What is asked
Rewrite the records below from the first line through the line containing "caret-down-icon[interactable] xyxy=(844,219,889,272)", changing "bounding boxes" to "coordinates" and leaving everything else the same.

Record extracts
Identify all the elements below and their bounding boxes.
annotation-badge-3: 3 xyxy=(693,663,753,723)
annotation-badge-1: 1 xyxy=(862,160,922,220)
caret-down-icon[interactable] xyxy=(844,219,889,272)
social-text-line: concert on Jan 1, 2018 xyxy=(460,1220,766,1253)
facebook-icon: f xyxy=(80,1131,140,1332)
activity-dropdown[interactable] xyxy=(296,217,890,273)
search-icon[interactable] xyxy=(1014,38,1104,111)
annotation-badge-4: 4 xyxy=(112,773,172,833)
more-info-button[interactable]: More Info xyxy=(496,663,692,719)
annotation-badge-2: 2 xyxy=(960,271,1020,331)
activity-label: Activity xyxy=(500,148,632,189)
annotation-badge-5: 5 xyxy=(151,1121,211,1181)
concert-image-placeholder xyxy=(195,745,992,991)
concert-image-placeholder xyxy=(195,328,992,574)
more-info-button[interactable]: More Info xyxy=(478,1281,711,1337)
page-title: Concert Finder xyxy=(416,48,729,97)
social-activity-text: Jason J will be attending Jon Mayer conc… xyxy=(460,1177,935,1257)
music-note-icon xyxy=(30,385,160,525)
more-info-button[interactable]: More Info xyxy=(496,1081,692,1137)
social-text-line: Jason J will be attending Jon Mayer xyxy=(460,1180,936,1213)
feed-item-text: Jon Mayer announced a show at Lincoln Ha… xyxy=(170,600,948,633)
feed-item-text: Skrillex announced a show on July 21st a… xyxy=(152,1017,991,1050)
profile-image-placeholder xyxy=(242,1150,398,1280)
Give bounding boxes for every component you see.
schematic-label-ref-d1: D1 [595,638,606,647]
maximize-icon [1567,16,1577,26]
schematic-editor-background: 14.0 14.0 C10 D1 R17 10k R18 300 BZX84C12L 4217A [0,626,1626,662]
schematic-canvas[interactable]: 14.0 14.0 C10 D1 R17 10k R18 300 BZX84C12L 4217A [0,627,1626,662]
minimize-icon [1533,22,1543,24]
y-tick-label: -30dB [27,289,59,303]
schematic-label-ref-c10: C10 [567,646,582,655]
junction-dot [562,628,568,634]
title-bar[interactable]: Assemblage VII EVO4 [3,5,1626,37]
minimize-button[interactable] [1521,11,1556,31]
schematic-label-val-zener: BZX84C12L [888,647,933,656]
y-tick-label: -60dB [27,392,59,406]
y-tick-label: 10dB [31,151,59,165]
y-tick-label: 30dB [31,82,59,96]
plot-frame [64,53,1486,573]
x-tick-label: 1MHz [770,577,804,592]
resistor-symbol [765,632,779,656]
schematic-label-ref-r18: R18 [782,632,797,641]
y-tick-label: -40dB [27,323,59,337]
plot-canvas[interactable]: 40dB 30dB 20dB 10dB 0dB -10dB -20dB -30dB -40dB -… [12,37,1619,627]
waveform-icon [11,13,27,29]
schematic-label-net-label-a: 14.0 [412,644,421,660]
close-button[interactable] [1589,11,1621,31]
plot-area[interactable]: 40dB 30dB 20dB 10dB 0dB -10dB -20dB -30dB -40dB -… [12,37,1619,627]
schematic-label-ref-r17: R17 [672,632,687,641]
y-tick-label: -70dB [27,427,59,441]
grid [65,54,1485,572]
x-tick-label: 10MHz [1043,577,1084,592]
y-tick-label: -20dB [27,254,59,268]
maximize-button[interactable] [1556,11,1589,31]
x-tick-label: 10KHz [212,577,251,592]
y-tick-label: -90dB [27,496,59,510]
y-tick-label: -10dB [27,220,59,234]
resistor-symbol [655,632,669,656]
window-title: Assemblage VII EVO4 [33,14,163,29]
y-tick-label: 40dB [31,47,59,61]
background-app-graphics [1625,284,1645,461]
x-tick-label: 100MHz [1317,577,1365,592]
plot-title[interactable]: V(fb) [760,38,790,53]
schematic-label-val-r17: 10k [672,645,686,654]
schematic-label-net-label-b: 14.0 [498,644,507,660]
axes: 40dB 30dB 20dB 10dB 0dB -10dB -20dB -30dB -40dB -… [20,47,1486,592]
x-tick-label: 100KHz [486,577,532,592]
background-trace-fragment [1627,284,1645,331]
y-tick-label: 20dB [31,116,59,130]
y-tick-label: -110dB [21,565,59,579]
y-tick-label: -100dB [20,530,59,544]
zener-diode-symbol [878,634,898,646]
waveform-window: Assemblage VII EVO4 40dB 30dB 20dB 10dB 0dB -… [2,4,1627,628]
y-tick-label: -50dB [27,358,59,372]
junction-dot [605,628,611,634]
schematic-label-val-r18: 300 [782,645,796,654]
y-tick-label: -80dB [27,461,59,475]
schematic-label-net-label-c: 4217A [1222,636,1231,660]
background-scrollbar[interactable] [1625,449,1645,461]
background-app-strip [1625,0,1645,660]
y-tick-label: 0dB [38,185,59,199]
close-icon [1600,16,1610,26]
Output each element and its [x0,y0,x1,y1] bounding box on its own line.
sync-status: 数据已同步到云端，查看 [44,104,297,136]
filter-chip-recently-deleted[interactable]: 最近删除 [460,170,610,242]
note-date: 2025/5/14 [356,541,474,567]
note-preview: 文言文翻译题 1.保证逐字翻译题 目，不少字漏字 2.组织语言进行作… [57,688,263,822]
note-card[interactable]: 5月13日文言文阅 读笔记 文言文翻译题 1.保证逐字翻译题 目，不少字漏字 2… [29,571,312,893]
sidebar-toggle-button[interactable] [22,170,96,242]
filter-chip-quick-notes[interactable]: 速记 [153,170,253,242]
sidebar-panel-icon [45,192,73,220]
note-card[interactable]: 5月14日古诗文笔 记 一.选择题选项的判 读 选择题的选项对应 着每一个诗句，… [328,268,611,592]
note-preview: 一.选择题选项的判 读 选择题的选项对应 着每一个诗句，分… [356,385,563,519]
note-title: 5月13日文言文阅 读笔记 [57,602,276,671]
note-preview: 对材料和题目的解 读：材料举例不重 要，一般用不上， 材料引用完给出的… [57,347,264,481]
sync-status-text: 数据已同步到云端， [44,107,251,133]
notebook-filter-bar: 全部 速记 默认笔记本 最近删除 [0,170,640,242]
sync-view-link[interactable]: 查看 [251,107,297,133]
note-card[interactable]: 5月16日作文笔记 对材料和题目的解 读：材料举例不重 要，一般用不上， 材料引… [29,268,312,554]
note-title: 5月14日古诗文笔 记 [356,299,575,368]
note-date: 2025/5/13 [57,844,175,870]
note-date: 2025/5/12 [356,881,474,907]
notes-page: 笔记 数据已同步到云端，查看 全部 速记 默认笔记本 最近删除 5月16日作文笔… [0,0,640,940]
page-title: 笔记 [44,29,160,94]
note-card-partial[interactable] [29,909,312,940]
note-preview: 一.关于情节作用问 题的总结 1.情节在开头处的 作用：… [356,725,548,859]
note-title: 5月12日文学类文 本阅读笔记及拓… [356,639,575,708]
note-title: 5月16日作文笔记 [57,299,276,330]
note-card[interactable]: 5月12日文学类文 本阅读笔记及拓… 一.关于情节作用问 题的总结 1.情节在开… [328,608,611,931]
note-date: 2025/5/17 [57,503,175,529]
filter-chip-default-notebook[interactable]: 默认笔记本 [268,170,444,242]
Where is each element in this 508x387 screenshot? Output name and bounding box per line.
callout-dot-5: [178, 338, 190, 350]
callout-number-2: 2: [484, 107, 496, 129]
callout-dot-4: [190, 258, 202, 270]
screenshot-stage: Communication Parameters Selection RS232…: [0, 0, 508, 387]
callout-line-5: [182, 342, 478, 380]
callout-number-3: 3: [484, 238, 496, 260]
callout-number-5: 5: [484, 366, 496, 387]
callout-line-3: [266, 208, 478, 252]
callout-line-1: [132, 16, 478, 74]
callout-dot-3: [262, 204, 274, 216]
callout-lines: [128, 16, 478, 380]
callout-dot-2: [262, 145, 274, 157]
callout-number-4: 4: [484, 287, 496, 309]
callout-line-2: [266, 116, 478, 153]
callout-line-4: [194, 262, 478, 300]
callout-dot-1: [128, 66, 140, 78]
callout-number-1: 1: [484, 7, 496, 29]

Reply
Identify all the elements below and their coordinates.
annotation-badge-3: 3 xyxy=(693,663,753,723)
annotation-badge-1: 1 xyxy=(862,160,922,220)
caret-down-icon[interactable] xyxy=(844,219,889,272)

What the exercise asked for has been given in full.